» **DIRECTIONS**: Lines that contain the string "plain" are to be copied; leave out all others.

Extracted data entries:
════

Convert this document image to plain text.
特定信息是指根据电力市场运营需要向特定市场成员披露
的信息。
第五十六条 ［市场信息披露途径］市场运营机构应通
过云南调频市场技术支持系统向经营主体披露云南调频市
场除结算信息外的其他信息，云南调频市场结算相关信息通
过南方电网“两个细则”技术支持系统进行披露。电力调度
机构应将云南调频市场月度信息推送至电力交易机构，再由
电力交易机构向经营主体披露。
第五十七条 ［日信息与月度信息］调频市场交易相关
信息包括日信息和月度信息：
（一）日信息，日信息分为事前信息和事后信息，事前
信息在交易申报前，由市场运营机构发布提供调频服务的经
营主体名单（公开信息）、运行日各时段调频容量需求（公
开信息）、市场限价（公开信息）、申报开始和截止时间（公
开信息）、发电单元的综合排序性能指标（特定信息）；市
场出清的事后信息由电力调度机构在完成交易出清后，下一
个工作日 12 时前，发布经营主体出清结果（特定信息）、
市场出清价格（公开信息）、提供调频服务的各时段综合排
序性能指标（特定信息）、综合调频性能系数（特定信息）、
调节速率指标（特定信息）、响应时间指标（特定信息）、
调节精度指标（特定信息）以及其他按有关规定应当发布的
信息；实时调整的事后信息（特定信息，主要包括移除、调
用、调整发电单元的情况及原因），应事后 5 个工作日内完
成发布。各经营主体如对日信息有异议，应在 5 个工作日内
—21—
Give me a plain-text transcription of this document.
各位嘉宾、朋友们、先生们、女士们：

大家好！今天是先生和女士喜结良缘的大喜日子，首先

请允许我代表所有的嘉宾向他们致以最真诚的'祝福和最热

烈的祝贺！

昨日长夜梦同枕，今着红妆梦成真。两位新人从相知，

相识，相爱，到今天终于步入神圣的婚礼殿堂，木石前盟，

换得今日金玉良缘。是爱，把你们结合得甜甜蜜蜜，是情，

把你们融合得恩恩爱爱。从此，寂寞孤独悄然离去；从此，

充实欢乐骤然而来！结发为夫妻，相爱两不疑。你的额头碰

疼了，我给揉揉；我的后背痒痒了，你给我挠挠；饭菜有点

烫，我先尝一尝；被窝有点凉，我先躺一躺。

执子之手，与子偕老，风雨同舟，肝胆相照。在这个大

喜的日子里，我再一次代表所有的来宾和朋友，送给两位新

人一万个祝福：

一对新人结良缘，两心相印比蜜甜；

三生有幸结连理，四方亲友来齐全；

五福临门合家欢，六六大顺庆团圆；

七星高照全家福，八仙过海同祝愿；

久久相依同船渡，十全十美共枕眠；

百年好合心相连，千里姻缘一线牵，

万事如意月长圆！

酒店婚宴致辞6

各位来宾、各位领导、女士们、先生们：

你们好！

════

» **SOLUTION BELOW**:
Convert this document image to plain text.
Give me a plain-text transcription of this document.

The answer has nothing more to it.